● **WHAT THE EXERCISE ASKS**:
Can you give all the records again without altering a single character?

* * * *

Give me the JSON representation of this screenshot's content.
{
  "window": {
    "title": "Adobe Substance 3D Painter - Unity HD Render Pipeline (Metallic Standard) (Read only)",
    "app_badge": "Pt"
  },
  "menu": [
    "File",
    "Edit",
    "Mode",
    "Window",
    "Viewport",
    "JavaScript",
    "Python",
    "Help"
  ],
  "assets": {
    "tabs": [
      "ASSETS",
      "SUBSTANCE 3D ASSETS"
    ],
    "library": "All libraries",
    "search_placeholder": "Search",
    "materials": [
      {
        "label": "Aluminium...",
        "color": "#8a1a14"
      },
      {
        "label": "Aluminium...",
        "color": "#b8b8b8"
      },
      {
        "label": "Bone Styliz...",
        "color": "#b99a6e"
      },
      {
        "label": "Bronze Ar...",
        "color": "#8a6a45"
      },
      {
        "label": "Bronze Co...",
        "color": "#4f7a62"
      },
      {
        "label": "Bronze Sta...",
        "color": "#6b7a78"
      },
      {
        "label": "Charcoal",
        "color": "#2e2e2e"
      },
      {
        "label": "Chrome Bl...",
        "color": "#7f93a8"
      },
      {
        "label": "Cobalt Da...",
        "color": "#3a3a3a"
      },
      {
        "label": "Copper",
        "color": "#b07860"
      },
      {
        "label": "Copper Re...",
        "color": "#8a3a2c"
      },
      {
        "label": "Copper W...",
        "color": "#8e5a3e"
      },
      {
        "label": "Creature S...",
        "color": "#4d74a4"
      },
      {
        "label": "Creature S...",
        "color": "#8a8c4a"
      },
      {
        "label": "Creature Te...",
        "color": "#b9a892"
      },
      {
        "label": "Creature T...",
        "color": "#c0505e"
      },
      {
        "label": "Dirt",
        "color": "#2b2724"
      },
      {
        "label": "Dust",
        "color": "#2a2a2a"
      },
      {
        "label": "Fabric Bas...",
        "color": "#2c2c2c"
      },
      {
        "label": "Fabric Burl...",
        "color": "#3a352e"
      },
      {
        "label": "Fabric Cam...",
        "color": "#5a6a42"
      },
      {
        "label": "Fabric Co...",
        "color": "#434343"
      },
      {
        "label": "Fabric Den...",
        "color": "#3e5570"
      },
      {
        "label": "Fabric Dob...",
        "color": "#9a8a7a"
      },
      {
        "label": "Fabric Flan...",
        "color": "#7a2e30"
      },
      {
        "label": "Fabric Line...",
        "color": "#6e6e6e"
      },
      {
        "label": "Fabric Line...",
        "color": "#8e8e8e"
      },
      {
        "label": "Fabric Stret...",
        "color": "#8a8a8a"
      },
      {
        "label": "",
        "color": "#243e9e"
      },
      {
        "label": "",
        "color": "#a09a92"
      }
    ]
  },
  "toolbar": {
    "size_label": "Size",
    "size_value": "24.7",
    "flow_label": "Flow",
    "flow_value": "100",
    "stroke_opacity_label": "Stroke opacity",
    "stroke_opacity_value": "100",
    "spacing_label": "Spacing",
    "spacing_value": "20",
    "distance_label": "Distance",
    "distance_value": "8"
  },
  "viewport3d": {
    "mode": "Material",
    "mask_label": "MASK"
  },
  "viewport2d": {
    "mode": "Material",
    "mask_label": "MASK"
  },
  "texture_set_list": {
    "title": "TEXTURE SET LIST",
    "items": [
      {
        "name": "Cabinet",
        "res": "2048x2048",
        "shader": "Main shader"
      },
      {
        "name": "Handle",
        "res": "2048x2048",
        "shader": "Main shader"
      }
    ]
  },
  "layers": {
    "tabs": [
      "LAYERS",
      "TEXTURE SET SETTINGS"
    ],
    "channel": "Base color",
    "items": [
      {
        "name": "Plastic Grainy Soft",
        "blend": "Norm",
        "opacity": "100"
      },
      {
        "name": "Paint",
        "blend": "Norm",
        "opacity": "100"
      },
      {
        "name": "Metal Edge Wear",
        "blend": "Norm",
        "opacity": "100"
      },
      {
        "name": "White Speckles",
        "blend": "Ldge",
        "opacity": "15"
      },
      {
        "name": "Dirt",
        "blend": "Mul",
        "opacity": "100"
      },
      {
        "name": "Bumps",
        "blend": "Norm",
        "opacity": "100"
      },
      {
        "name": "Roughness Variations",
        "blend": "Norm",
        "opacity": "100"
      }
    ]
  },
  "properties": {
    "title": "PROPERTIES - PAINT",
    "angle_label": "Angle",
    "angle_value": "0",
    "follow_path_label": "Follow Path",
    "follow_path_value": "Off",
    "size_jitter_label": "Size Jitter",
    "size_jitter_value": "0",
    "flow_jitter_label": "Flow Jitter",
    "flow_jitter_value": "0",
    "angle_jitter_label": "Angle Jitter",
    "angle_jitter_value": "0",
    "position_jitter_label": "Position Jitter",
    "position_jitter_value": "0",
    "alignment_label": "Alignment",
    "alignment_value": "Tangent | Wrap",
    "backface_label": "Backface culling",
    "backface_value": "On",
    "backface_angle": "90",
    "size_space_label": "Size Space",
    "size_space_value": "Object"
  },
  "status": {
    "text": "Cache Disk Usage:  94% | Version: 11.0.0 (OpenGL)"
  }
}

* * * *

● **EXPECTED OUTPUT**:
Give me the JSON representation of this screenshot's content.
{
  "window": {
    "title": "Adobe Substance 3D Painter - Unity HD Render Pipeline (Metallic Standard) (Read only)",
    "app_badge": "Pt"
  },
  "menu": [
    "File",
    "Edit",
    "Mode",
    "Window",
    "Viewport",
    "JavaScript",
    "Python",
    "Help"
  ],
  "assets": {
    "tabs": [
      "ASSETS",
      "SUBSTANCE 3D ASSETS"
    ],
    "library": "All libraries",
    "search_placeholder": "Search",
    "materials": [
      {
        "label": "Aluminium...",
        "color": "#8a1a14"
      },
      {
        "label": "Aluminium...",
        "color": "#b8b8b8"
      },
      {
        "label": "Bone Styliz...",
        "color": "#b99a6e"
      },
      {
        "label": "Bronze Ar...",
        "color": "#8a6a45"
      },
      {
        "label": "Bronze Co...",
        "color": "#4f7a62"
      },
      {
        "label": "Bronze Sta...",
        "color": "#6b7a78"
      },
      {
        "label": "Charcoal",
        "color": "#2e2e2e"
      },
      {
        "label": "Chrome Bl...",
        "color": "#7f93a8"
      },
      {
        "label": "Cobalt Da...",
        "color": "#3a3a3a"
      },
      {
        "label": "Copper",
        "color": "#b07860"
      },
      {
        "label": "Copper Re...",
        "color": "#8a3a2c"
      },
      {
        "label": "Copper W...",
        "color": "#8e5a3e"
      },
      {
        "label": "Creature S...",
        "color": "#4d74a4"
      },
      {
        "label": "Creature S...",
        "color": "#8a8c4a"
      },
      {
        "label": "Creature Te...",
        "color": "#b9a892"
      },
      {
        "label": "Creature T...",
        "color": "#c0505e"
      },
      {
        "label": "Dirt",
        "color": "#2b2724"
      },
      {
        "label": "Dust",
        "color": "#2a2a2a"
      },
      {
        "label": "Fabric Bas...",
        "color": "#2c2c2c"
      },
      {
        "label": "Fabric Burl...",
        "color": "#3a352e"
      },
      {
        "label": "Fabric Cam...",
        "color": "#5a6a42"
      },
      {
        "label": "Fabric Co...",
        "color": "#434343"
      },
      {
        "label": "Fabric Den...",
        "color": "#3e5570"
      },
      {
        "label": "Fabric Dob...",
        "color": "#9a8a7a"
      },
      {
        "label": "Fabric Flan...",
        "color": "#7a2e30"
      },
      {
        "label": "Fabric Line...",
        "color": "#6e6e6e"
      },
      {
        "label": "Fabric Line...",
        "color": "#8e8e8e"
      },
      {
        "label": "Fabric Stret...",
        "color": "#8a8a8a"
      },
      {
        "label": "",
        "color": "#243e9e"
      },
      {
        "label": "",
        "color": "#a09a92"
      }
    ]
  },
  "toolbar": {
    "size_label": "Size",
    "size_value": "24.7",
    "flow_label": "Flow",
    "flow_value": "100",
    "stroke_opacity_label": "Stroke opacity",
    "stroke_opacity_value": "100",
    "spacing_label": "Spacing",
    "spacing_value": "20",
    "distance_label": "Distance",
    "distance_value": "8"
  },
  "viewport3d": {
    "mode": "Material",
    "mask_label": "MASK"
  },
  "viewport2d": {
    "mode": "Material",
    "mask_label": "MASK"
  },
  "texture_set_list": {
    "title": "TEXTURE SET LIST",
    "items": [
      {
        "name": "Cabinet",
        "res": "2048x2048",
        "shader": "Main shader"
      },
      {
        "name": "Handle",
        "res": "2048x2048",
        "shader": "Main shader"
      }
    ]
  },
  "layers": {
    "tabs": [
      "LAYERS",
      "TEXTURE SET SETTINGS"
    ],
    "channel": "Base color",
    "items": [
      {
        "name": "Plastic Grainy Soft",
        "blend": "Norm",
        "opacity": "100"
      },
      {
        "name": "Paint",
        "blend": "Norm",
        "opacity": "100"
      },
      {
        "name": "Metal Edge Wear",
        "blend": "Norm",
        "opacity": "100"
      },
      {
        "name": "White Speckles",
        "blend": "Ldge",
        "opacity": "15"
      },
      {
        "name": "Dirt",
        "blend": "Mul",
        "opacity": "100"
      },
      {
        "name": "Bumps",
        "blend": "Norm",
        "opacity": "100"
      },
      {
        "name": "Roughness Variations",
        "blend": "Norm",
        "opacity": "100"
      }
    ]
  },
  "properties": {
    "title": "PROPERTIES - PAINT",
    "angle_label": "Angle",
    "angle_value": "0",
    "follow_path_label": "Follow Path",
    "follow_path_value": "Off",
    "size_jitter_label": "Size Jitter",
    "size_jitter_value": "0",
    "flow_jitter_label": "Flow Jitter",
    "flow_jitter_value": "0",
    "angle_jitter_label": "Angle Jitter",
    "angle_jitter_value": "0",
    "position_jitter_label": "Position Jitter",
    "position_jitter_value": "0",
    "alignment_label": "Alignment",
    "alignment_value": "Tangent | Wrap",
    "backface_label": "Backface culling",
    "backface_value": "On",
    "backface_angle": "90",
    "size_space_label": "Size Space",
    "size_space_value": "Object"
  },
  "status": {
    "text": "Cache Disk Usage:  94% | Version: 11.0.0 (OpenGL)"
  }
}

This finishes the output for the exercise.